- Direction -
Pull every line containing the word "double" from the records.

+++++

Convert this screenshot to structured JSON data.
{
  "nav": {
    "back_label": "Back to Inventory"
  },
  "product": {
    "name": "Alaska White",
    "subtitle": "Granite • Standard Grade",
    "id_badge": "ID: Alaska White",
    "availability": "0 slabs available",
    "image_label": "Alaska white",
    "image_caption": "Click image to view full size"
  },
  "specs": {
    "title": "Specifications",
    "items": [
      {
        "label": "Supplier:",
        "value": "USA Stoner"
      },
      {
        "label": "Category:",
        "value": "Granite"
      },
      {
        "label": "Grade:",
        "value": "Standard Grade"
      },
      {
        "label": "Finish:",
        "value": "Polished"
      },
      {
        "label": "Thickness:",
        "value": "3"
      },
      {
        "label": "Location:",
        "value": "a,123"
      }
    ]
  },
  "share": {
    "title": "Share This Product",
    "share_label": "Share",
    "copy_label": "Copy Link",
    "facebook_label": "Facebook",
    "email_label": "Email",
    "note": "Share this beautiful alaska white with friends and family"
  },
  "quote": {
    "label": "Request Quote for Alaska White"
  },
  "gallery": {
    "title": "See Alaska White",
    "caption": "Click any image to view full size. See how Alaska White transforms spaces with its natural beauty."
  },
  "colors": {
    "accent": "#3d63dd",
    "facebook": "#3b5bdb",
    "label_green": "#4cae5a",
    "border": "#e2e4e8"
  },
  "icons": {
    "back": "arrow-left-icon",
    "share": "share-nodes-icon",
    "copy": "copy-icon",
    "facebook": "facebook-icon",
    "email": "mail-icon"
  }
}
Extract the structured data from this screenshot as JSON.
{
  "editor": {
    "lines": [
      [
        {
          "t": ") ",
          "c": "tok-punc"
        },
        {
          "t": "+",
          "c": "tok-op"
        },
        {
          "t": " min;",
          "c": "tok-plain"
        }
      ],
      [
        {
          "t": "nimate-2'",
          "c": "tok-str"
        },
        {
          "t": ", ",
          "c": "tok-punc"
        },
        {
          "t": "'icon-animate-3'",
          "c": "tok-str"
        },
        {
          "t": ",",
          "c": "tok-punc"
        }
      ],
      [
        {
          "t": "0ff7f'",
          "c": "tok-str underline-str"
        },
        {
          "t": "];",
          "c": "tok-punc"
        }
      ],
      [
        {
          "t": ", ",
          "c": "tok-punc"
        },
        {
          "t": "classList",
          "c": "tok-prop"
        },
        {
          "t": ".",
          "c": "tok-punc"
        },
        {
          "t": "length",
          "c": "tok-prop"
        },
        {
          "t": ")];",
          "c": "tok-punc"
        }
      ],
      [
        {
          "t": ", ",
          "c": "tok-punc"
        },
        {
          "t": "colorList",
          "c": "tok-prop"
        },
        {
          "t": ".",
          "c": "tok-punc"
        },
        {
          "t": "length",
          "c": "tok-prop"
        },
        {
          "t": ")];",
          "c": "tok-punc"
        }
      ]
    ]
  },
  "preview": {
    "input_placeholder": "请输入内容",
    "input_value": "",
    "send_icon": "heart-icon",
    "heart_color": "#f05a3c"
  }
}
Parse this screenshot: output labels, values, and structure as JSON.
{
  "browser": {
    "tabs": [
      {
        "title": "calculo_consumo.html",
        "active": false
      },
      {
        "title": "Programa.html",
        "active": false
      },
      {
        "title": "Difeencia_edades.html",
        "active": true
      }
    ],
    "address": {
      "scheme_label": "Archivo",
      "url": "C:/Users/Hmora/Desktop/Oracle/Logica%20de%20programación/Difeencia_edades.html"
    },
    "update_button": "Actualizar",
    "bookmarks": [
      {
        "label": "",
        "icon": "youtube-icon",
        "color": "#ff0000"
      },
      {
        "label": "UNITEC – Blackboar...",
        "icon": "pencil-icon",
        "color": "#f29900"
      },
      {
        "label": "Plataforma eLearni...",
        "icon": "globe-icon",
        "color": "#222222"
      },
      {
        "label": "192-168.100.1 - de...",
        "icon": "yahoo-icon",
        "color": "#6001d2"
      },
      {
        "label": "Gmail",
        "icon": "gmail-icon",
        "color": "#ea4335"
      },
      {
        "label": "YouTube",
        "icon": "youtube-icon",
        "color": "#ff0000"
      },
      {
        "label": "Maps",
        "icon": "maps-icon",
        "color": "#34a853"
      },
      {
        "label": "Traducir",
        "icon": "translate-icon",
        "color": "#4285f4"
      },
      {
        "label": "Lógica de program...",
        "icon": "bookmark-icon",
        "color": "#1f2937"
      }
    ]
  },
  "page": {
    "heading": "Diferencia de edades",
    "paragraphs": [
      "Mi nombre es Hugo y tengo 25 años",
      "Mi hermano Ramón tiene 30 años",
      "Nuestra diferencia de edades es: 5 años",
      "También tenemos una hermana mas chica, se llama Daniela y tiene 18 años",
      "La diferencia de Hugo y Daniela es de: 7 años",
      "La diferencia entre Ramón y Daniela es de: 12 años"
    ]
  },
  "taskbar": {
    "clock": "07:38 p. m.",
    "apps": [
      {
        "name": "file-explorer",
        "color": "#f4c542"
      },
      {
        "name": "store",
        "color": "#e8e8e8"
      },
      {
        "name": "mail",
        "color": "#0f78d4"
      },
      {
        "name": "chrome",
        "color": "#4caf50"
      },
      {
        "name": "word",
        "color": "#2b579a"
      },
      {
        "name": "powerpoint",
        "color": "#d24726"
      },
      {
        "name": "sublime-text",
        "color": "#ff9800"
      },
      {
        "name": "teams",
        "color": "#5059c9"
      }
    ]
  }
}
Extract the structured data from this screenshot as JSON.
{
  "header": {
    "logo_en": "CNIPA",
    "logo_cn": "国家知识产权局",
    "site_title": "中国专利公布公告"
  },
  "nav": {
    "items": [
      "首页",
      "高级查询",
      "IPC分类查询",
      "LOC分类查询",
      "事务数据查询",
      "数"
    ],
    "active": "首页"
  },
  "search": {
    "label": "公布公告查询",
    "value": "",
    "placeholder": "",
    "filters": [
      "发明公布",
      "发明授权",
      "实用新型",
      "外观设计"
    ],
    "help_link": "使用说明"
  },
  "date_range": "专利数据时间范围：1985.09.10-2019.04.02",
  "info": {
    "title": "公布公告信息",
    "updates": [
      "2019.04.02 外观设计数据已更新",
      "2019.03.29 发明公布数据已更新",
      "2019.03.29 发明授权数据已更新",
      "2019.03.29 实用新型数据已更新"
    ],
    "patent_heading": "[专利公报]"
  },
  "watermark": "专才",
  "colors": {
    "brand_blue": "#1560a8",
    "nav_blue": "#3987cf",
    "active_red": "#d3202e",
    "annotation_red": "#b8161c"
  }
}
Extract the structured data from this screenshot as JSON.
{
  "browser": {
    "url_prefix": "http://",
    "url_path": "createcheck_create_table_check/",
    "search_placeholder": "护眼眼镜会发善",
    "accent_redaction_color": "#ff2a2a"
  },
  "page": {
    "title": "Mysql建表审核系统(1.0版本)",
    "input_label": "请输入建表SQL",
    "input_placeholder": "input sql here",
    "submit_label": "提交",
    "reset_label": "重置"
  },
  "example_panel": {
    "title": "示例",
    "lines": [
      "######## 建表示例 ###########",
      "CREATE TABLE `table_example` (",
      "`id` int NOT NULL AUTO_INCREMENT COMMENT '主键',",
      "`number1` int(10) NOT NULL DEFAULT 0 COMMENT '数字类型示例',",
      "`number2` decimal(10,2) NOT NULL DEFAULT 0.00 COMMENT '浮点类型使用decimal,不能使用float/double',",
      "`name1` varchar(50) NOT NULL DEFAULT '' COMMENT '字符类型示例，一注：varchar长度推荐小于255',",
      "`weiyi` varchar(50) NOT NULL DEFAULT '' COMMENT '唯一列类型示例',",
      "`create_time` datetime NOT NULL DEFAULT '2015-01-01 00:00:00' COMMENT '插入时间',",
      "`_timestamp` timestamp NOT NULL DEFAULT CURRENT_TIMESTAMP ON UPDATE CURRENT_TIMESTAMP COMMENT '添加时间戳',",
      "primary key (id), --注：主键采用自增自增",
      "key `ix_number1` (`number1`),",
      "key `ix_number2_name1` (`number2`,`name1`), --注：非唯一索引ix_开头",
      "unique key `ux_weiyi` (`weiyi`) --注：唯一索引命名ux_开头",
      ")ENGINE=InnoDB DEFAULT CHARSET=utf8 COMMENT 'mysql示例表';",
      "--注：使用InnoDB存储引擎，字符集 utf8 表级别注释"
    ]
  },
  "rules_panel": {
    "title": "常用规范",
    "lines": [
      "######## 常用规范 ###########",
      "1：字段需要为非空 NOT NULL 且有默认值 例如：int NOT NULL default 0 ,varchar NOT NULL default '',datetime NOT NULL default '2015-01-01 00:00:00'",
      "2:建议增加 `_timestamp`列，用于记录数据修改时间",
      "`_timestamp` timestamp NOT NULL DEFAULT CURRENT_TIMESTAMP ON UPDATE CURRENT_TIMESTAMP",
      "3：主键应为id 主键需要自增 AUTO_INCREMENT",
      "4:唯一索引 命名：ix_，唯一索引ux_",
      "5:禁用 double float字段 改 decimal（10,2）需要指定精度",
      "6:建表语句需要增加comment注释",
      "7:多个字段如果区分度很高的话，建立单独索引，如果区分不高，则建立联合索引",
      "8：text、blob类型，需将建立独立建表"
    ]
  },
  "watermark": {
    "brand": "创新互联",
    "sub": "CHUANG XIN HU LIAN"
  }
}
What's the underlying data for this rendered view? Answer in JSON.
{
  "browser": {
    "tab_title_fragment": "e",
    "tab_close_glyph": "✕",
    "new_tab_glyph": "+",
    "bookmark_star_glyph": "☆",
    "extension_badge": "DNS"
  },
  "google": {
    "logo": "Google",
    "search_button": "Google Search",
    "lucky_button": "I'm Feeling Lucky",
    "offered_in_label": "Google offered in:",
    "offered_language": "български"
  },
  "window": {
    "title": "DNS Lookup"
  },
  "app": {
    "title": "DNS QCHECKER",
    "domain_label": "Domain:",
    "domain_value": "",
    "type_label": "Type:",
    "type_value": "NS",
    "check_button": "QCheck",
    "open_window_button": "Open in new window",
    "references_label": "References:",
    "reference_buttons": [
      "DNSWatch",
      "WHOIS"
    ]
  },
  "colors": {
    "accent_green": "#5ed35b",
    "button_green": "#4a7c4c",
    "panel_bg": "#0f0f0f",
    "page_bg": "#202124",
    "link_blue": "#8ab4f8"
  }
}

+++++

- Solution below -
      "`number2` decimal(10,2) NOT NULL DEFAULT 0.00 COMMENT '浮点类型使用decimal,不能使用float/double',",
      "5:禁用 double float字段 改 decimal（10,2）需要指定精度",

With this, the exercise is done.